Exercise instructions: Copy the lines holding the word "Testing", all of them.

Extracted information:
--------------------------------------------------
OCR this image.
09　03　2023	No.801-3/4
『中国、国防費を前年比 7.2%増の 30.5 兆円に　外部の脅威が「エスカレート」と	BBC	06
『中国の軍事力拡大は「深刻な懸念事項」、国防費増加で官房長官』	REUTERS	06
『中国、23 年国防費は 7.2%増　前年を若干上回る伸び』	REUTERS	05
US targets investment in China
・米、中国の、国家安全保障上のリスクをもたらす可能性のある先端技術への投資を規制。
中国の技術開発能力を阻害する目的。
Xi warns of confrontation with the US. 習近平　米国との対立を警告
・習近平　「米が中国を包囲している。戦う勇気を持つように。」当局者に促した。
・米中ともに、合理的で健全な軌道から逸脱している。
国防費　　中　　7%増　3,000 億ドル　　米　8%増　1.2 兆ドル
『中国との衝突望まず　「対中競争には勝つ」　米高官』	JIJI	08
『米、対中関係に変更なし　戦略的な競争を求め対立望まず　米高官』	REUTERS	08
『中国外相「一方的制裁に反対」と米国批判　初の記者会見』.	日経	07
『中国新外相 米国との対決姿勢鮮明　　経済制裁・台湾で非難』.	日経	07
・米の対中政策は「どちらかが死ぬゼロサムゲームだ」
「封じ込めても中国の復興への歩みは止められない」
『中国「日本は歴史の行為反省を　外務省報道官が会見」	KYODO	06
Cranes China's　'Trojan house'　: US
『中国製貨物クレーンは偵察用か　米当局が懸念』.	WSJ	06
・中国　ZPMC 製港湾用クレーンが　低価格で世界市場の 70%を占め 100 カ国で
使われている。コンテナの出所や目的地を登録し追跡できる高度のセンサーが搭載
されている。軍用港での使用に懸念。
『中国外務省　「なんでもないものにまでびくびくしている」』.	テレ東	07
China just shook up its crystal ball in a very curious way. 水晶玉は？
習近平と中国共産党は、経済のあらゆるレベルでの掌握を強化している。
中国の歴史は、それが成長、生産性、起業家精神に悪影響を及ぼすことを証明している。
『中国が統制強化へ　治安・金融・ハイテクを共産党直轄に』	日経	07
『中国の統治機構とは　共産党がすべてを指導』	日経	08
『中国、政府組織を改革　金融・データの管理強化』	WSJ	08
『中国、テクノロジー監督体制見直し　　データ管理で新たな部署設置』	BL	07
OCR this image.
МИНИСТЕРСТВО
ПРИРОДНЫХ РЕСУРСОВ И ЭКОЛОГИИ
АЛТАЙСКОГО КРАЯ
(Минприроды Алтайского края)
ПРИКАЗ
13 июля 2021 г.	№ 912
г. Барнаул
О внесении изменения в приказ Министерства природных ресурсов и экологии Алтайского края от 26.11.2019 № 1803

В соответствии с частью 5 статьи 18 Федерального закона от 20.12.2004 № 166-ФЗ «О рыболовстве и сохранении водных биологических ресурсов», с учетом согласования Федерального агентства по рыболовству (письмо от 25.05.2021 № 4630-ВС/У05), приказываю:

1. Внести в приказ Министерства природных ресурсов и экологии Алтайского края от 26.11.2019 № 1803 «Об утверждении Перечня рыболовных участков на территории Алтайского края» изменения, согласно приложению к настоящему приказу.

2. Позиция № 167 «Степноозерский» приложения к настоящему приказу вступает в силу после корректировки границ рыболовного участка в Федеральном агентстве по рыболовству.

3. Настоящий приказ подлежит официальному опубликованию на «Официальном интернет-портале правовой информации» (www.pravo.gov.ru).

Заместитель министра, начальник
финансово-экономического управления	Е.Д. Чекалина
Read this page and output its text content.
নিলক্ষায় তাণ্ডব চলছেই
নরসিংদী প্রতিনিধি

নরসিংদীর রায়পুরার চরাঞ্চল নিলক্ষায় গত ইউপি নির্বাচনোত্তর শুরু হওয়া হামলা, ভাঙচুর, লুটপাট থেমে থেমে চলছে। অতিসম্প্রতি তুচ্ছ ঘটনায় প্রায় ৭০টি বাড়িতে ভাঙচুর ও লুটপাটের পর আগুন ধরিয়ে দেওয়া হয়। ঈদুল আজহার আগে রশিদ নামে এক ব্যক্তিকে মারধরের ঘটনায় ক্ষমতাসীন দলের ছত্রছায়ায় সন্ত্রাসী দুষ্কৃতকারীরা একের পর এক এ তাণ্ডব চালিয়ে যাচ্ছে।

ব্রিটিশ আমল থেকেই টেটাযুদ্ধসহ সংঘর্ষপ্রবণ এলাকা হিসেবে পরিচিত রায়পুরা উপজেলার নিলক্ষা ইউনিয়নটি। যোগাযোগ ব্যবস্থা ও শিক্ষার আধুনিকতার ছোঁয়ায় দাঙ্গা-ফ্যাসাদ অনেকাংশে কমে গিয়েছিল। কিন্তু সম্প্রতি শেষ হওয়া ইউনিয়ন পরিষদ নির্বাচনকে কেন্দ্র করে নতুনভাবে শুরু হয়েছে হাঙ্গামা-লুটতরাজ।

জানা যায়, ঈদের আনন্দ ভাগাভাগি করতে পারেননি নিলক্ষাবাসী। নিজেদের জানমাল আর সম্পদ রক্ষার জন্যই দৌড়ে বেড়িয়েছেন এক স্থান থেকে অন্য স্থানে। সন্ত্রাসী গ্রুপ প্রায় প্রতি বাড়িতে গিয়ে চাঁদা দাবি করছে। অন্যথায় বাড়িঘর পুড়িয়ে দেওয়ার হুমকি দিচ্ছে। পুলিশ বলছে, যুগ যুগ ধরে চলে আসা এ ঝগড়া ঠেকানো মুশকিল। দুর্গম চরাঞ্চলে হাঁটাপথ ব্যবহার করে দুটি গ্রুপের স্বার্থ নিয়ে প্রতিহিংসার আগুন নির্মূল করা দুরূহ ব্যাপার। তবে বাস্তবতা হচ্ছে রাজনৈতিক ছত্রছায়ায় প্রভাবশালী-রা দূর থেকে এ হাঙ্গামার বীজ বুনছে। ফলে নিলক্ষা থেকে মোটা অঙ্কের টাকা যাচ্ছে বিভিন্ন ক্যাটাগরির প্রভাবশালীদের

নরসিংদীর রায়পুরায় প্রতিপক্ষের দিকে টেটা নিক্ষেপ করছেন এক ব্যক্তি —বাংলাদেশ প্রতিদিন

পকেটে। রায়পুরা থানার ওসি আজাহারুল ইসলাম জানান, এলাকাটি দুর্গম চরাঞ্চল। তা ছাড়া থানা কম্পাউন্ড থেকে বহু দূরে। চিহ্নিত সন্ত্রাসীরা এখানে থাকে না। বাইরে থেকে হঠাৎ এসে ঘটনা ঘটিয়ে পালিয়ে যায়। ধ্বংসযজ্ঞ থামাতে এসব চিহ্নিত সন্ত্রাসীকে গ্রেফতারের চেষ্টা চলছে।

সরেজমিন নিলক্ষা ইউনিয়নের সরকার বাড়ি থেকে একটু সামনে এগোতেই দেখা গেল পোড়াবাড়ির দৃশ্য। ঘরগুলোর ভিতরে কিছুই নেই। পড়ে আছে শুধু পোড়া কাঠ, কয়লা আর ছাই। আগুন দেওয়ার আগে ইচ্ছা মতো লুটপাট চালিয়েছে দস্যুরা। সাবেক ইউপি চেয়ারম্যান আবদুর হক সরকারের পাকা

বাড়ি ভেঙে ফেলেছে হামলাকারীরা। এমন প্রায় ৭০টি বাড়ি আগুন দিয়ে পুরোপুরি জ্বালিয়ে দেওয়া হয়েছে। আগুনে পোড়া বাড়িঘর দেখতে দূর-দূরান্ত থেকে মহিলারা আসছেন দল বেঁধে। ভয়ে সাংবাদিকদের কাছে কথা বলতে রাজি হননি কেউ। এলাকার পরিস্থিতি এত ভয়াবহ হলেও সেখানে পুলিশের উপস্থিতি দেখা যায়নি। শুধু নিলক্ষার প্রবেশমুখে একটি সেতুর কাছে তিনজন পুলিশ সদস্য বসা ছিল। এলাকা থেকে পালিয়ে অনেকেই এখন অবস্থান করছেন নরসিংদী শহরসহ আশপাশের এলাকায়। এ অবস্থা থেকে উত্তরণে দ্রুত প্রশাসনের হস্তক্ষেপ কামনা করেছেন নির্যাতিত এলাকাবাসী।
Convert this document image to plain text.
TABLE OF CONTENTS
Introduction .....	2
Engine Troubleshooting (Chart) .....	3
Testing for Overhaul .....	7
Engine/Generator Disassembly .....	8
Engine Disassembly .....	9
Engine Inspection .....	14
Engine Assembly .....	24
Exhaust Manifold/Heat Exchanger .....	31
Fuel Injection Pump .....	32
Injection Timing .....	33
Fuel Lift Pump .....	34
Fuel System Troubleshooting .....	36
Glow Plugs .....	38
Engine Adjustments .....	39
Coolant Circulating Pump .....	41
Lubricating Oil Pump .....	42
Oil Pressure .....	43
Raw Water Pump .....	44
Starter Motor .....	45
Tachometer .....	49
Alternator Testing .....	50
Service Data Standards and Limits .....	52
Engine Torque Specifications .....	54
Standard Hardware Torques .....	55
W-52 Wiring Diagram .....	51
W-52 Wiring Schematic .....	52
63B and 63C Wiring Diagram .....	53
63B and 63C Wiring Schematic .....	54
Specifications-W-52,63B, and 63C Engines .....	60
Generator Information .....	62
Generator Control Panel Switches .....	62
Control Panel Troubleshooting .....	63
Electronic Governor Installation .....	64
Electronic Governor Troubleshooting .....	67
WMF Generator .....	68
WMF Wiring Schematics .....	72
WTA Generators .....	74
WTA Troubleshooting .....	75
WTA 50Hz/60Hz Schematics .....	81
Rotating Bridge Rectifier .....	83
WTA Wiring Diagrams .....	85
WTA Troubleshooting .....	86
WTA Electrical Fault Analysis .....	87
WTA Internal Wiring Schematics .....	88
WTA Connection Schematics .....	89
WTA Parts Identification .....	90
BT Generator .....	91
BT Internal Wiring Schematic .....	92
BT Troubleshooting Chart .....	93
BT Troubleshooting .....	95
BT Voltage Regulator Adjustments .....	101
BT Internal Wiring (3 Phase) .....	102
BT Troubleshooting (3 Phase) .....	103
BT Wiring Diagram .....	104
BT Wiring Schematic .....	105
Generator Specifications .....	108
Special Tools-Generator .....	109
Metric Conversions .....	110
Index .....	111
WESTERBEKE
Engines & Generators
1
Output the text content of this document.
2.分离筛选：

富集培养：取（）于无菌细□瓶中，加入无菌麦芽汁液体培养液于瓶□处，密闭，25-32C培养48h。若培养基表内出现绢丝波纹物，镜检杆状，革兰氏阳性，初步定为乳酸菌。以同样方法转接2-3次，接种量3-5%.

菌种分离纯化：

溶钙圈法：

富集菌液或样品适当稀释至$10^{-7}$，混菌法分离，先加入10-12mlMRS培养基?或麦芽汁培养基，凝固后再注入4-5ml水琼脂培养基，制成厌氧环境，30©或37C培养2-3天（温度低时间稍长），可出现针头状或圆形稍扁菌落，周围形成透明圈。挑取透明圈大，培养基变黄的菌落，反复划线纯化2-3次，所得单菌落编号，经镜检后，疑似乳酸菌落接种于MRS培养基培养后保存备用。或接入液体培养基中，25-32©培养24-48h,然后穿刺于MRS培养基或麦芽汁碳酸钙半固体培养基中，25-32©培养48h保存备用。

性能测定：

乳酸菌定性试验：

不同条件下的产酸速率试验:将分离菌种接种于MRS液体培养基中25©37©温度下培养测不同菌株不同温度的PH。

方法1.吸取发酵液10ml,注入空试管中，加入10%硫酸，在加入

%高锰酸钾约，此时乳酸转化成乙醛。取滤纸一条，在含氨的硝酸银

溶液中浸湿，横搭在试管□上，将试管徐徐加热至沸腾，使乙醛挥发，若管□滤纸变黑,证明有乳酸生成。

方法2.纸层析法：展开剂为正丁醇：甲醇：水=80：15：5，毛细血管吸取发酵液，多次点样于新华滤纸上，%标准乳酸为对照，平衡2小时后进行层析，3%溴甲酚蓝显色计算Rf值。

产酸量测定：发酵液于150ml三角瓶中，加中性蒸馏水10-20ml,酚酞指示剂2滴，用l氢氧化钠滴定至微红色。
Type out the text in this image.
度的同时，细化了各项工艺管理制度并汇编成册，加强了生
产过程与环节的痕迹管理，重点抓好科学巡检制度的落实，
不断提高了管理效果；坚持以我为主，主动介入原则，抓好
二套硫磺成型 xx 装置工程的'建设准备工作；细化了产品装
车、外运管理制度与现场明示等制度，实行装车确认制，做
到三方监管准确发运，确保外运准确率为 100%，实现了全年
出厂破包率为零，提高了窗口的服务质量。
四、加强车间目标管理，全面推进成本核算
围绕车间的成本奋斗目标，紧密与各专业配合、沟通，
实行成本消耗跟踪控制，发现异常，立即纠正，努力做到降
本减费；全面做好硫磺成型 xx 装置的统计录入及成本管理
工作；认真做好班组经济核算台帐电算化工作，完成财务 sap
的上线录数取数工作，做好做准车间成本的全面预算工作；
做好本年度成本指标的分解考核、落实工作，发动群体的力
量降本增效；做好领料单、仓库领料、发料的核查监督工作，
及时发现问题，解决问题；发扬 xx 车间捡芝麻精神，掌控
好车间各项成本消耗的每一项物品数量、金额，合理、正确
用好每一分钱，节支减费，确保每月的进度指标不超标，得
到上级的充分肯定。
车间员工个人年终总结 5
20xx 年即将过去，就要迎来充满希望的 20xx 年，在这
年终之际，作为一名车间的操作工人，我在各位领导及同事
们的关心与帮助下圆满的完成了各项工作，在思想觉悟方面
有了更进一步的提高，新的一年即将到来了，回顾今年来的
--------------------------------------------------
Solution to this task:
Testing for Overhaul .....	7
Alternator Testing .....	50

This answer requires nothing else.